__Texte fourni__
On peut s’imaginer que les chants de Noël remontent à des temps très anciens, quasi à la naissance de l’Enfant. Mais non. Si le Dans cette étable voit le jour quand même au 16e siècle, le Minuit, chrétiens est pour nous, historiens, bien jeune. Le texte de la chanson fut écrit par Placide Cappeau vers 1843 et mis en musique par Adolphe Adam en 1847.

Or, voilà qu’Ernest Gagnon (1834-1915) découvre ce chant à Paris en 1857. J’aime bien ce Gagnon car il fut le premier à s’intéresser à la chanson québécoise. Né à Louiseville, il publie en 1865 Chansons populaires du Canada, afin de démontrer la grandeur et la beauté des chants folkloriques du Québec. Il gagne sa vie comme professeur de musique et organiste à Québec.

Le 24 décembre 1857, à onze heures et demie du soir, le voici à Paris, place de la Concorde. Il a rejoint son ami Joseph Perrault, de Montréal, et les deux décident d’aller entendre la messe de minuit à l’église Saint-Roch.

Dans son ouvrage Choses d’autrefois, Feuilles éparses, publié à Québec chez Dussault et Proulx en 1905, Ernest Gagnon raconte.

 

En franchissant le seuil de la vaste église de Saint-Roch — l’église paroissiale de Napoléon III — j’entendis une délicieuse voix de soprano chanter une mélodie pour moi alors inconnue : c’était le cantique d’Adolphe Adam :

Minuit, chrétiens, c’est l’heure solennelle
Où l’Homme-Dieu descendit jusqu’à nous…

L’impression que me fit cette voix céleste d’enfant fut si profonde que, bien que atténuée par le temps, elle n’est pas encore effacée.

Dans les jours, les semaines, les mois qui suivirent, j’entendis chanter le Noël d’Adam partout : dans les églises (à Saint-Eustache, à Saint-Sulpice, à la Madeleine), dans les salons (chez M. Auguste Durand, chez M. de Faucompret), dans les concerts (à la salle Herz, à la salle Sainte-Cécile, à la salle Pleyel). C’était l’engouement. Et ce pauvre Adolphe Adam — mort subitement le 3 mai 1856 — n’était pas là pour jouir de son triomphe !

__Énoncé__
Pour chacune des affirmations suivantes, indiquez par oui ou par non si elle concorde avec le texte fourni, puis citez mot pour mot le passage qui tranche. (a) Les paroles de Minuit, chrétiens sont d’Adolphe Adam. (b) Ernest Gagnon est né à Louiseville. (c) Gagnon et son ami Joseph Perrault décident d’entendre la messe de minuit à l’église Saint-Eustache.

__Matériel fourni__
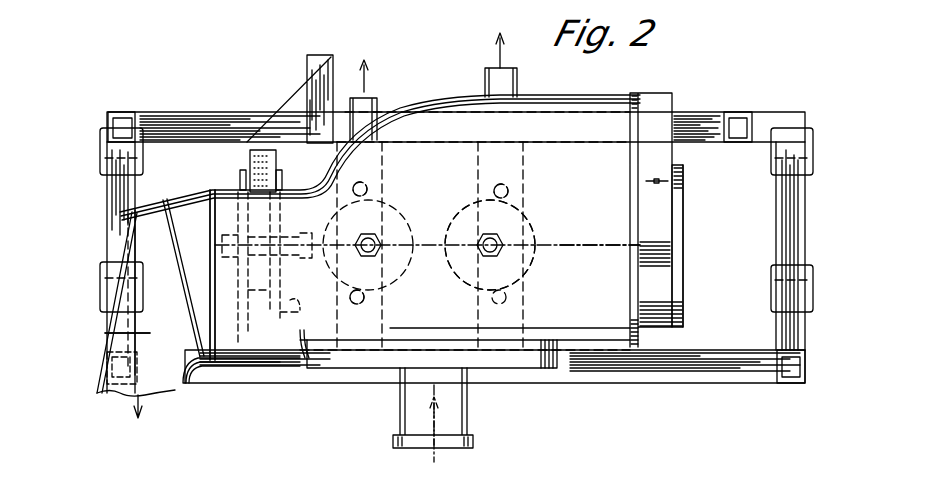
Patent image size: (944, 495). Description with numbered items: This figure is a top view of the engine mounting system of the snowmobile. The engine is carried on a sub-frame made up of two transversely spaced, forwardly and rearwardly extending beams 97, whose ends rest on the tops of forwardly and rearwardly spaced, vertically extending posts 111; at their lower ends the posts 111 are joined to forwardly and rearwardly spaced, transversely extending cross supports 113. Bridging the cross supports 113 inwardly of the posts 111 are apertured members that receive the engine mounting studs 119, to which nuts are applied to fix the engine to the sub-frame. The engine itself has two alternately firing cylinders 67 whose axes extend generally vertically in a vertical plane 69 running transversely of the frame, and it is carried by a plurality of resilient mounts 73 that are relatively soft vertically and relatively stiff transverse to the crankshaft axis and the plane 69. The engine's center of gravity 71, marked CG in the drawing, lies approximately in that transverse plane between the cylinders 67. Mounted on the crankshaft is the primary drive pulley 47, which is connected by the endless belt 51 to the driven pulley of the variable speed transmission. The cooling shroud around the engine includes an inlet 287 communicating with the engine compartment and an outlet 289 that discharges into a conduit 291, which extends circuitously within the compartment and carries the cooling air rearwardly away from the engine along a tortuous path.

__Solution complète__
(a) Non : « Le texte de la chanson fut écrit par Placide Cappeau vers 1843 et mis en musique par Adolphe Adam en 1847. »
(b) Oui : « Né à Louiseville, il publie en 1865 Chansons populaires du Canada »
(c) Non : « les deux décident d’aller entendre la messe de minuit à l’église Saint-Roch. »